### GIVEN RECORDS
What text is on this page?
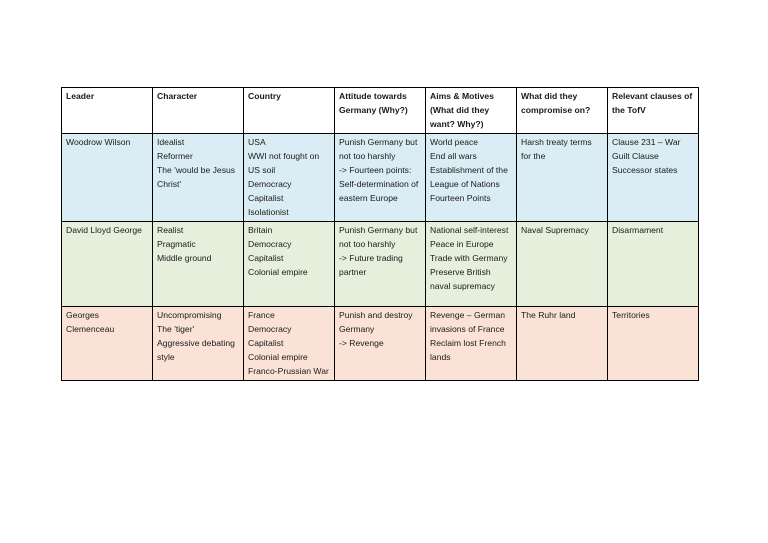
Leader	Character	Country	Attitude towards Germany (Why?)	Aims & Motives (What did they want? Why?)	What did they compromise on?	Relevant clauses of the TofV

Woodrow Wilson	Idealist
Reformer
The 'would be Jesus Christ'	USA
WWI not fought on US soil
Democracy
Capitalist
Isolationist	Punish Germany but not too harshly
-> Fourteen points: Self-determination of eastern Europe	World peace
End all wars
Establishment of the League of Nations
Fourteen Points	Harsh treaty terms for the	Clause 231 – War Guilt Clause
Successor states

David Lloyd George	Realist
Pragmatic
Middle ground	Britain
Democracy
Capitalist
Colonial empire	Punish Germany but not too harshly
-> Future trading partner	National self-interest
Peace in Europe
Trade with Germany
Preserve British naval supremacy	Naval Supremacy	Disarmament

Georges Clemenceau	Uncompromising
The 'tiger'
Aggressive debating style	France
Democracy
Capitalist
Colonial empire
Franco-Prussian War	Punish and destroy Germany
-> Revenge	Revenge – German invasions of France
Reclaim lost French lands	The Ruhr land	Territories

### WHAT THE TASK REQUIRES
Identify and copy the lines holding the word "Punish".

### TASK ANSWER
Isolationist	Punish Germany but not too harshly
Colonial empire	Punish Germany but not too harshly
Franco-Prussian War	Punish and destroy Germany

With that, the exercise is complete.